--- begin ---

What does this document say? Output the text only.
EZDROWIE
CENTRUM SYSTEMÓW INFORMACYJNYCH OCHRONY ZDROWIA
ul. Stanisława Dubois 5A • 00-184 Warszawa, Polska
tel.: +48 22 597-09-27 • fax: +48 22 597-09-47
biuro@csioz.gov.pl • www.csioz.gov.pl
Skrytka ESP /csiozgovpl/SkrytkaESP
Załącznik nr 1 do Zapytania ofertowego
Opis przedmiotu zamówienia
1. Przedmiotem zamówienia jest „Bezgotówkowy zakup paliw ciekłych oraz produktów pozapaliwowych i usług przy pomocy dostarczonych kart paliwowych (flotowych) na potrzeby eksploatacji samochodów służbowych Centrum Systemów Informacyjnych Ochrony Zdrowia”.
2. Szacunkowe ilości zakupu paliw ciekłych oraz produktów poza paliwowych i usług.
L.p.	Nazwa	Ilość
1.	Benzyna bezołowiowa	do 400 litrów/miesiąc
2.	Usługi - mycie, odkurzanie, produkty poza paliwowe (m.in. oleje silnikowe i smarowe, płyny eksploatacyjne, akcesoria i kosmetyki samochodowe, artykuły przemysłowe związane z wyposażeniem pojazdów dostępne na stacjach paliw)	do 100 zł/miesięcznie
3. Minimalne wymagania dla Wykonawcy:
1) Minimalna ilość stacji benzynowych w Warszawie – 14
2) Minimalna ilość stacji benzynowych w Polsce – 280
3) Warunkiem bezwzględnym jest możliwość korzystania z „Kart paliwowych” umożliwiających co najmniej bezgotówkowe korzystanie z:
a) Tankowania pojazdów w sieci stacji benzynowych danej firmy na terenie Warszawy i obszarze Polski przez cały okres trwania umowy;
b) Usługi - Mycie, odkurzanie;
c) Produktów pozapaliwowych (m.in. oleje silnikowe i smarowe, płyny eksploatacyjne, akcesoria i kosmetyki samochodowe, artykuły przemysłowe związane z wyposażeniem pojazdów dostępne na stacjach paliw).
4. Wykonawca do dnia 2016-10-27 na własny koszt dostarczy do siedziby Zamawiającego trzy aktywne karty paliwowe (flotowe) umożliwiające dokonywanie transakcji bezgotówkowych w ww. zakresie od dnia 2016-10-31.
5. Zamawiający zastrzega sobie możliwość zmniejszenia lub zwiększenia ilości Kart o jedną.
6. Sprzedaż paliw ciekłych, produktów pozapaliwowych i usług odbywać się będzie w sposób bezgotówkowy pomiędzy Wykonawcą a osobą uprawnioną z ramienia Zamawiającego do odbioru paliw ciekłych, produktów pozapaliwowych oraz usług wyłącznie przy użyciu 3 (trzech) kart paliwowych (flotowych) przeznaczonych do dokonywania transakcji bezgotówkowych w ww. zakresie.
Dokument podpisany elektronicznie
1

--- end ---

Return each entry from the material above exactly as it appears.

Answer to the problem:
What does this document say? Output the text only.
EZDROWIE
CENTRUM SYSTEMÓW INFORMACYJNYCH OCHRONY ZDROWIA
ul. Stanisława Dubois 5A • 00-184 Warszawa, Polska
tel.: +48 22 597-09-27 • fax: +48 22 597-09-47
biuro@csioz.gov.pl • www.csioz.gov.pl
Skrytka ESP /csiozgovpl/SkrytkaESP
Załącznik nr 1 do Zapytania ofertowego
Opis przedmiotu zamówienia
1. Przedmiotem zamówienia jest „Bezgotówkowy zakup paliw ciekłych oraz produktów pozapaliwowych i usług przy pomocy dostarczonych kart paliwowych (flotowych) na potrzeby eksploatacji samochodów służbowych Centrum Systemów Informacyjnych Ochrony Zdrowia”.
2. Szacunkowe ilości zakupu paliw ciekłych oraz produktów poza paliwowych i usług.
L.p.	Nazwa	Ilość
1.	Benzyna bezołowiowa	do 400 litrów/miesiąc
2.	Usługi - mycie, odkurzanie, produkty poza paliwowe (m.in. oleje silnikowe i smarowe, płyny eksploatacyjne, akcesoria i kosmetyki samochodowe, artykuły przemysłowe związane z wyposażeniem pojazdów dostępne na stacjach paliw)	do 100 zł/miesięcznie
3. Minimalne wymagania dla Wykonawcy:
1) Minimalna ilość stacji benzynowych w Warszawie – 14
2) Minimalna ilość stacji benzynowych w Polsce – 280
3) Warunkiem bezwzględnym jest możliwość korzystania z „Kart paliwowych” umożliwiających co najmniej bezgotówkowe korzystanie z:
a) Tankowania pojazdów w sieci stacji benzynowych danej firmy na terenie Warszawy i obszarze Polski przez cały okres trwania umowy;
b) Usługi - Mycie, odkurzanie;
c) Produktów pozapaliwowych (m.in. oleje silnikowe i smarowe, płyny eksploatacyjne, akcesoria i kosmetyki samochodowe, artykuły przemysłowe związane z wyposażeniem pojazdów dostępne na stacjach paliw).
4. Wykonawca do dnia 2016-10-27 na własny koszt dostarczy do siedziby Zamawiającego trzy aktywne karty paliwowe (flotowe) umożliwiające dokonywanie transakcji bezgotówkowych w ww. zakresie od dnia 2016-10-31.
5. Zamawiający zastrzega sobie możliwość zmniejszenia lub zwiększenia ilości Kart o jedną.
6. Sprzedaż paliw ciekłych, produktów pozapaliwowych i usług odbywać się będzie w sposób bezgotówkowy pomiędzy Wykonawcą a osobą uprawnioną z ramienia Zamawiającego do odbioru paliw ciekłych, produktów pozapaliwowych oraz usług wyłącznie przy użyciu 3 (trzech) kart paliwowych (flotowych) przeznaczonych do dokonywania transakcji bezgotówkowych w ww. zakresie.
Dokument podpisany elektronicznie
1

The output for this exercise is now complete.